-- START MATERIALS PROVIDED --
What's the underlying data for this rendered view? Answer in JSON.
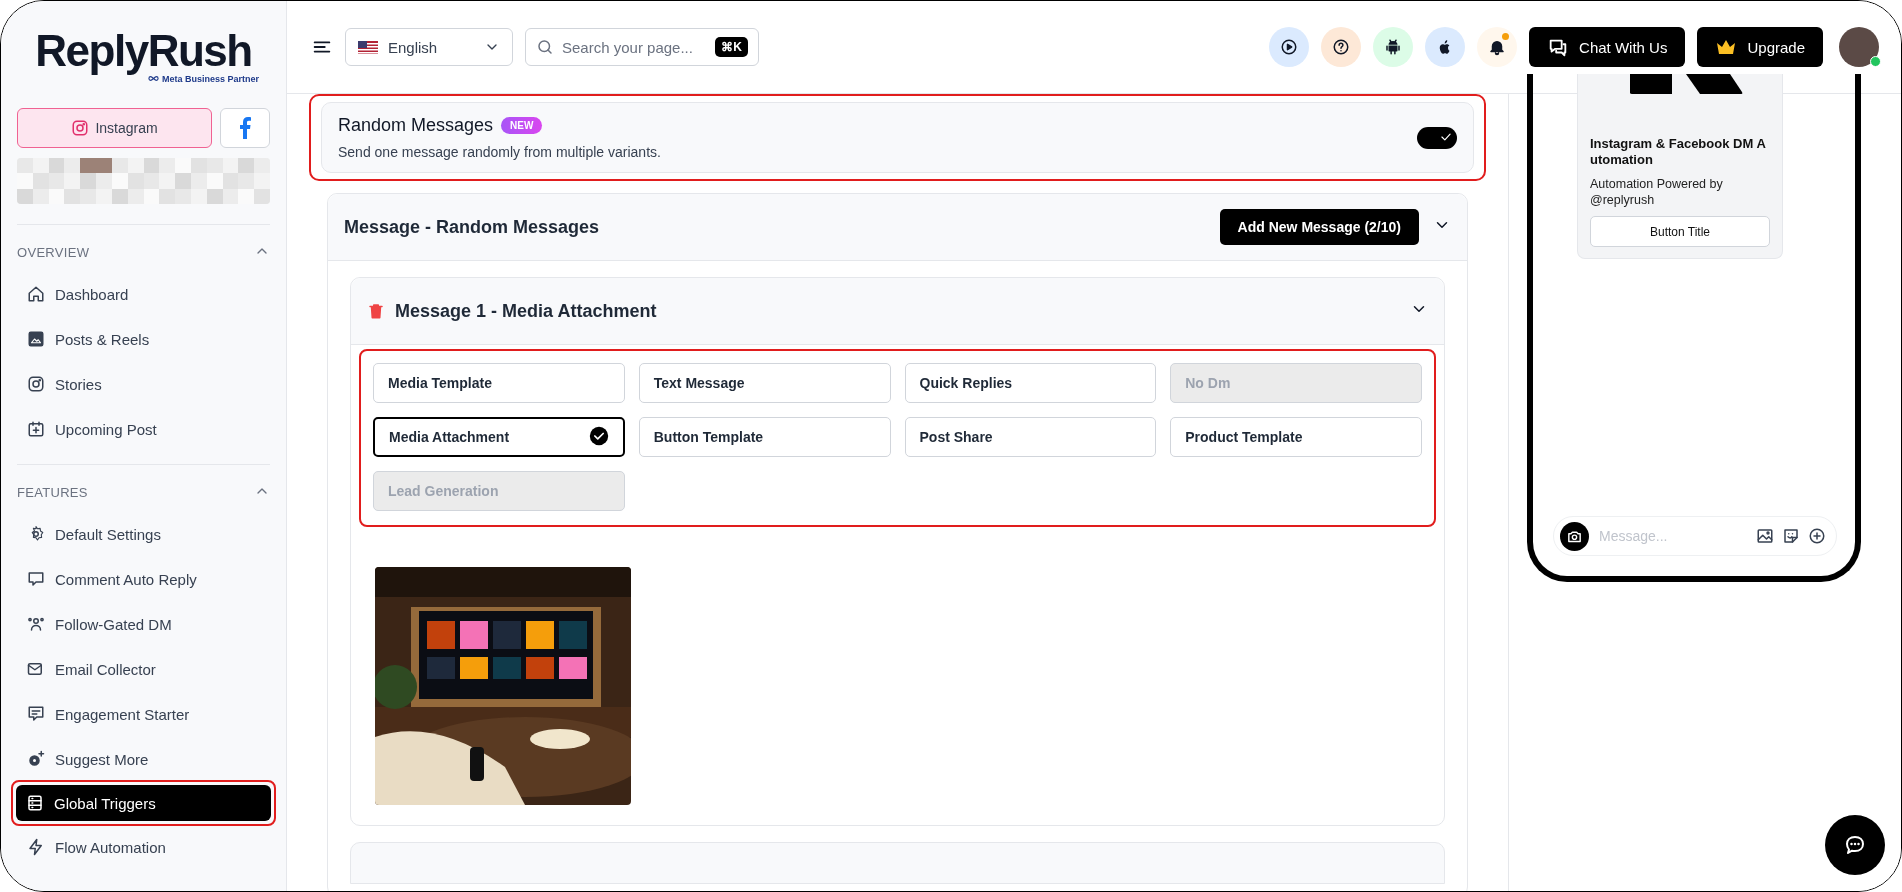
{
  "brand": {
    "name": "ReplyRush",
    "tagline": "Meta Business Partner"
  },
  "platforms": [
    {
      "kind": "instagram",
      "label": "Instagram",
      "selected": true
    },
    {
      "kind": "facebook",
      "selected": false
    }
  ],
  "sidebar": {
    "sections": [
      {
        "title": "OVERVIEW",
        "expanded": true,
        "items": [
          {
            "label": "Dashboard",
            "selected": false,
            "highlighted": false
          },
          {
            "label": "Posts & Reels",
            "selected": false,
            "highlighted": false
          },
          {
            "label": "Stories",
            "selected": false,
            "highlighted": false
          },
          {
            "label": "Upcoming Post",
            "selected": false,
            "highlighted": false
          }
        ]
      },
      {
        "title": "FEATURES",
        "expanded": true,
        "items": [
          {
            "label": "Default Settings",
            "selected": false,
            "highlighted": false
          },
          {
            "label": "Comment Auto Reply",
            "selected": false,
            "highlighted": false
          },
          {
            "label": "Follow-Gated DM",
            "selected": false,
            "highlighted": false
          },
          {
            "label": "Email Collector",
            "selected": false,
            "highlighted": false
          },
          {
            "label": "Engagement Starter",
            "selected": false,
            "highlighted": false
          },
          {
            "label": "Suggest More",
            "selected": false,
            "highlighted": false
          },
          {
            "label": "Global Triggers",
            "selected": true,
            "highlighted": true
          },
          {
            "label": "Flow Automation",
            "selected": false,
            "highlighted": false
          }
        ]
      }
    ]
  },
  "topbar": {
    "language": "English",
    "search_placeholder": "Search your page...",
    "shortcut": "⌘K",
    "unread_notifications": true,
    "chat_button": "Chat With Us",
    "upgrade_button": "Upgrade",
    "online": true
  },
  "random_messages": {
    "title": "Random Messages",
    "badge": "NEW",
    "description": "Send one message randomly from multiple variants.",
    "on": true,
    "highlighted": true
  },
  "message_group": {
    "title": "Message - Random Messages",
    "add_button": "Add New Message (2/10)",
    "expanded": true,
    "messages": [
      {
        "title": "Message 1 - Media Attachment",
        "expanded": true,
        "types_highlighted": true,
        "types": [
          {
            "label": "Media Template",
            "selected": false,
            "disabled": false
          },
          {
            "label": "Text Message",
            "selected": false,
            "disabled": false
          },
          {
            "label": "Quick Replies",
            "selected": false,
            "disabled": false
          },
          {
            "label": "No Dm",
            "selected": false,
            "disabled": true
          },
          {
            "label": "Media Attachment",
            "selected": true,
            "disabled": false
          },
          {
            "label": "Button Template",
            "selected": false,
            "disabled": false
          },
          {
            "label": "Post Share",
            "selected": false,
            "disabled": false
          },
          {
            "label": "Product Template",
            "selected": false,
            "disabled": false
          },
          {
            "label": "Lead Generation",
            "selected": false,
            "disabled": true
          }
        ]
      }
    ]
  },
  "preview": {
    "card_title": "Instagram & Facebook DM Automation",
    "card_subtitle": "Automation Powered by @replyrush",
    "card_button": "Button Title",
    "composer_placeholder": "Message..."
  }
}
-- END MATERIALS PROVIDED --
#### TASK TO CARRY OUT:
Without the images, write out each line of the data verbatim.

#### SOLVED PROBLEM:
What's the underlying data for this rendered view? Answer in JSON.
{
  "brand": {
    "name": "ReplyRush",
    "tagline": "Meta Business Partner"
  },
  "platforms": [
    {
      "kind": "instagram",
      "label": "Instagram",
      "selected": true
    },
    {
      "kind": "facebook",
      "selected": false
    }
  ],
  "sidebar": {
    "sections": [
      {
        "title": "OVERVIEW",
        "expanded": true,
        "items": [
          {
            "label": "Dashboard",
            "selected": false,
            "highlighted": false
          },
          {
            "label": "Posts & Reels",
            "selected": false,
            "highlighted": false
          },
          {
            "label": "Stories",
            "selected": false,
            "highlighted": false
          },
          {
            "label": "Upcoming Post",
            "selected": false,
            "highlighted": false
          }
        ]
      },
      {
        "title": "FEATURES",
        "expanded": true,
        "items": [
          {
            "label": "Default Settings",
            "selected": false,
            "highlighted": false
          },
          {
            "label": "Comment Auto Reply",
            "selected": false,
            "highlighted": false
          },
          {
            "label": "Follow-Gated DM",
            "selected": false,
            "highlighted": false
          },
          {
            "label": "Email Collector",
            "selected": false,
            "highlighted": false
          },
          {
            "label": "Engagement Starter",
            "selected": false,
            "highlighted": false
          },
          {
            "label": "Suggest More",
            "selected": false,
            "highlighted": false
          },
          {
            "label": "Global Triggers",
            "selected": true,
            "highlighted": true
          },
          {
            "label": "Flow Automation",
            "selected": false,
            "highlighted": false
          }
        ]
      }
    ]
  },
  "topbar": {
    "language": "English",
    "search_placeholder": "Search your page...",
    "shortcut": "⌘K",
    "unread_notifications": true,
    "chat_button": "Chat With Us",
    "upgrade_button": "Upgrade",
    "online": true
  },
  "random_messages": {
    "title": "Random Messages",
    "badge": "NEW",
    "description": "Send one message randomly from multiple variants.",
    "on": true,
    "highlighted": true
  },
  "message_group": {
    "title": "Message - Random Messages",
    "add_button": "Add New Message (2/10)",
    "expanded": true,
    "messages": [
      {
        "title": "Message 1 - Media Attachment",
        "expanded": true,
        "types_highlighted": true,
        "types": [
          {
            "label": "Media Template",
            "selected": false,
            "disabled": false
          },
          {
            "label": "Text Message",
            "selected": false,
            "disabled": false
          },
          {
            "label": "Quick Replies",
            "selected": false,
            "disabled": false
          },
          {
            "label": "No Dm",
            "selected": false,
            "disabled": true
          },
          {
            "label": "Media Attachment",
            "selected": true,
            "disabled": false
          },
          {
            "label": "Button Template",
            "selected": false,
            "disabled": false
          },
          {
            "label": "Post Share",
            "selected": false,
            "disabled": false
          },
          {
            "label": "Product Template",
            "selected": false,
            "disabled": false
          },
          {
            "label": "Lead Generation",
            "selected": false,
            "disabled": true
          }
        ]
      }
    ]
  },
  "preview": {
    "card_title": "Instagram & Facebook DM Automation",
    "card_subtitle": "Automation Powered by @replyrush",
    "card_button": "Button Title",
    "composer_placeholder": "Message..."
  }
}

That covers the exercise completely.